**WRITTEN REQUEST**:
Your task is to copy every record exactly.

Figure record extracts
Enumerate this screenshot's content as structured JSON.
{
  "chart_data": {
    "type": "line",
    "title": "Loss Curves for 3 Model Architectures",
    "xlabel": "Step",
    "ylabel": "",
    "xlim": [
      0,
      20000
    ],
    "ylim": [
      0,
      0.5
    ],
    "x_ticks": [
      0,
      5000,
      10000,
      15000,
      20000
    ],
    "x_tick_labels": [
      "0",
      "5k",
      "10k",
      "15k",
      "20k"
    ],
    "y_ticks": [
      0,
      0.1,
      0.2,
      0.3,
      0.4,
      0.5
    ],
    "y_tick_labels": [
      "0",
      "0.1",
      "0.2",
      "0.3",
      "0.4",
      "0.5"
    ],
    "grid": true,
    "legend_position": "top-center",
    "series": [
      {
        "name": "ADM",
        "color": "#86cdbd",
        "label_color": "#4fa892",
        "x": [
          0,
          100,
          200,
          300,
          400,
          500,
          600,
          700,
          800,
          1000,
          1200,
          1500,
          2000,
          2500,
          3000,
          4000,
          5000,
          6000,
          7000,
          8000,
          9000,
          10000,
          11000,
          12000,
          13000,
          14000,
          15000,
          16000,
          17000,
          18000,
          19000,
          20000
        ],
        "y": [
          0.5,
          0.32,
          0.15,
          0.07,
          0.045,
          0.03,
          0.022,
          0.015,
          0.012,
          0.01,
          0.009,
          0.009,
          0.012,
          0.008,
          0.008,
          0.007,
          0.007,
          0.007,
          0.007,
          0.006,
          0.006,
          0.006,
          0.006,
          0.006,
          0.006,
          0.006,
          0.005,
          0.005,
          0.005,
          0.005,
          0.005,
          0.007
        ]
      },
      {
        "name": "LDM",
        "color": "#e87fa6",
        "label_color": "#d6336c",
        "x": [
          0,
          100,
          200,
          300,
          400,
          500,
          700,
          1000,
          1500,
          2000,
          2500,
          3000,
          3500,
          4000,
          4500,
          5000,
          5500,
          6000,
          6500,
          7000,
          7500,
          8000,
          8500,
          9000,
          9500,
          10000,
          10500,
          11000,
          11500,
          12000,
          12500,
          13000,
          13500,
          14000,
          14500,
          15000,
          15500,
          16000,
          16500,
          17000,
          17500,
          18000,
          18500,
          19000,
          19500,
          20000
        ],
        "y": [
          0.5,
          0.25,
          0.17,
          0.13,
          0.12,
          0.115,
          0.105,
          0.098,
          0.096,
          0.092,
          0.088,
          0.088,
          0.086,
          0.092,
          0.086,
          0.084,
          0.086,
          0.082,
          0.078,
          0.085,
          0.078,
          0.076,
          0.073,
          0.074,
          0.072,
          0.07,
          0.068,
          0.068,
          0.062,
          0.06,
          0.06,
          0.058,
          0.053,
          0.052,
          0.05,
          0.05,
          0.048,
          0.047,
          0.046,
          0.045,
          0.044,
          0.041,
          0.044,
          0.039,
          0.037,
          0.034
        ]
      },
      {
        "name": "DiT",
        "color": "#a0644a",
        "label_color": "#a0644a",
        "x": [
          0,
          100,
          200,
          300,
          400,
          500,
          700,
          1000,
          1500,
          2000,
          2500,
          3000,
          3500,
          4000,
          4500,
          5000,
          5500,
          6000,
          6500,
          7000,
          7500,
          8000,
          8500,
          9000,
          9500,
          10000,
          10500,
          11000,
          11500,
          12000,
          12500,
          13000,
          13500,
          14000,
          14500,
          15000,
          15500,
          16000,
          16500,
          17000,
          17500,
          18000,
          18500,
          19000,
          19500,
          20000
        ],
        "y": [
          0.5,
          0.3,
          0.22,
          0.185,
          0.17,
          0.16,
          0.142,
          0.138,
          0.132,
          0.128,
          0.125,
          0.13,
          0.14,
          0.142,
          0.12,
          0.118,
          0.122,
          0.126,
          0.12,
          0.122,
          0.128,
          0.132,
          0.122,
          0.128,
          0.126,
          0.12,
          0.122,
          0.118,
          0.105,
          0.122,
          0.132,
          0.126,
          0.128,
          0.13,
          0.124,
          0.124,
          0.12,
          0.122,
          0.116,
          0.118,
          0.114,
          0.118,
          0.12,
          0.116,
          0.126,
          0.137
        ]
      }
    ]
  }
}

**ANSWER TO THIS PROBLEM**:
Enumerate this screenshot's content as structured JSON.
{
  "chart_data": {
    "type": "line",
    "title": "Loss Curves for 3 Model Architectures",
    "xlabel": "Step",
    "ylabel": "",
    "xlim": [
      0,
      20000
    ],
    "ylim": [
      0,
      0.5
    ],
    "x_ticks": [
      0,
      5000,
      10000,
      15000,
      20000
    ],
    "x_tick_labels": [
      "0",
      "5k",
      "10k",
      "15k",
      "20k"
    ],
    "y_ticks": [
      0,
      0.1,
      0.2,
      0.3,
      0.4,
      0.5
    ],
    "y_tick_labels": [
      "0",
      "0.1",
      "0.2",
      "0.3",
      "0.4",
      "0.5"
    ],
    "grid": true,
    "legend_position": "top-center",
    "series": [
      {
        "name": "ADM",
        "color": "#86cdbd",
        "label_color": "#4fa892",
        "x": [
          0,
          100,
          200,
          300,
          400,
          500,
          600,
          700,
          800,
          1000,
          1200,
          1500,
          2000,
          2500,
          3000,
          4000,
          5000,
          6000,
          7000,
          8000,
          9000,
          10000,
          11000,
          12000,
          13000,
          14000,
          15000,
          16000,
          17000,
          18000,
          19000,
          20000
        ],
        "y": [
          0.5,
          0.32,
          0.15,
          0.07,
          0.045,
          0.03,
          0.022,
          0.015,
          0.012,
          0.01,
          0.009,
          0.009,
          0.012,
          0.008,
          0.008,
          0.007,
          0.007,
          0.007,
          0.007,
          0.006,
          0.006,
          0.006,
          0.006,
          0.006,
          0.006,
          0.006,
          0.005,
          0.005,
          0.005,
          0.005,
          0.005,
          0.007
        ]
      },
      {
        "name": "LDM",
        "color": "#e87fa6",
        "label_color": "#d6336c",
        "x": [
          0,
          100,
          200,
          300,
          400,
          500,
          700,
          1000,
          1500,
          2000,
          2500,
          3000,
          3500,
          4000,
          4500,
          5000,
          5500,
          6000,
          6500,
          7000,
          7500,
          8000,
          8500,
          9000,
          9500,
          10000,
          10500,
          11000,
          11500,
          12000,
          12500,
          13000,
          13500,
          14000,
          14500,
          15000,
          15500,
          16000,
          16500,
          17000,
          17500,
          18000,
          18500,
          19000,
          19500,
          20000
        ],
        "y": [
          0.5,
          0.25,
          0.17,
          0.13,
          0.12,
          0.115,
          0.105,
          0.098,
          0.096,
          0.092,
          0.088,
          0.088,
          0.086,
          0.092,
          0.086,
          0.084,
          0.086,
          0.082,
          0.078,
          0.085,
          0.078,
          0.076,
          0.073,
          0.074,
          0.072,
          0.07,
          0.068,
          0.068,
          0.062,
          0.06,
          0.06,
          0.058,
          0.053,
          0.052,
          0.05,
          0.05,
          0.048,
          0.047,
          0.046,
          0.045,
          0.044,
          0.041,
          0.044,
          0.039,
          0.037,
          0.034
        ]
      },
      {
        "name": "DiT",
        "color": "#a0644a",
        "label_color": "#a0644a",
        "x": [
          0,
          100,
          200,
          300,
          400,
          500,
          700,
          1000,
          1500,
          2000,
          2500,
          3000,
          3500,
          4000,
          4500,
          5000,
          5500,
          6000,
          6500,
          7000,
          7500,
          8000,
          8500,
          9000,
          9500,
          10000,
          10500,
          11000,
          11500,
          12000,
          12500,
          13000,
          13500,
          14000,
          14500,
          15000,
          15500,
          16000,
          16500,
          17000,
          17500,
          18000,
          18500,
          19000,
          19500,
          20000
        ],
        "y": [
          0.5,
          0.3,
          0.22,
          0.185,
          0.17,
          0.16,
          0.142,
          0.138,
          0.132,
          0.128,
          0.125,
          0.13,
          0.14,
          0.142,
          0.12,
          0.118,
          0.122,
          0.126,
          0.12,
          0.122,
          0.128,
          0.132,
          0.122,
          0.128,
          0.126,
          0.12,
          0.122,
          0.118,
          0.105,
          0.122,
          0.132,
          0.126,
          0.128,
          0.13,
          0.124,
          0.124,
          0.12,
          0.122,
          0.116,
          0.118,
          0.114,
          0.118,
          0.12,
          0.116,
          0.126,
          0.137
        ]
      }
    ]
  }
}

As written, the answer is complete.